GOAL OF THE EXERCISE -
Produce an exact copy of all the records.

THE DATA -
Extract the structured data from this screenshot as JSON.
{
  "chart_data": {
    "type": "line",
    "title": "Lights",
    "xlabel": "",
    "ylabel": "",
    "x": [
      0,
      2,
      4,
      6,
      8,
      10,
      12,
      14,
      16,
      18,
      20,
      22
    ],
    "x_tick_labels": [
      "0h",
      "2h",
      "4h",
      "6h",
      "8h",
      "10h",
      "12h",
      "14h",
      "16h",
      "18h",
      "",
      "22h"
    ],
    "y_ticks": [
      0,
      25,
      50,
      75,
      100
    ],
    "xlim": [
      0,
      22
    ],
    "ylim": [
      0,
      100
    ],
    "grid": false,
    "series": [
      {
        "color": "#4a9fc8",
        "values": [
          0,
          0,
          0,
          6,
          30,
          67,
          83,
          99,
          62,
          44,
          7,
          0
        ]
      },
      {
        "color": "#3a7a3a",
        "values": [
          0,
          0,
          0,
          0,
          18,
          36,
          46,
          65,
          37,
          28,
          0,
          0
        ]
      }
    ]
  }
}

CORRECT ANSWER -
Extract the structured data from this screenshot as JSON.
{
  "chart_data": {
    "type": "line",
    "title": "Lights",
    "xlabel": "",
    "ylabel": "",
    "x": [
      0,
      2,
      4,
      6,
      8,
      10,
      12,
      14,
      16,
      18,
      20,
      22
    ],
    "x_tick_labels": [
      "0h",
      "2h",
      "4h",
      "6h",
      "8h",
      "10h",
      "12h",
      "14h",
      "16h",
      "18h",
      "",
      "22h"
    ],
    "y_ticks": [
      0,
      25,
      50,
      75,
      100
    ],
    "xlim": [
      0,
      22
    ],
    "ylim": [
      0,
      100
    ],
    "grid": false,
    "series": [
      {
        "color": "#4a9fc8",
        "values": [
          0,
          0,
          0,
          6,
          30,
          67,
          83,
          99,
          62,
          44,
          7,
          0
        ]
      },
      {
        "color": "#3a7a3a",
        "values": [
          0,
          0,
          0,
          0,
          18,
          36,
          46,
          65,
          37,
          28,
          0,
          0
        ]
      }
    ]
  }
}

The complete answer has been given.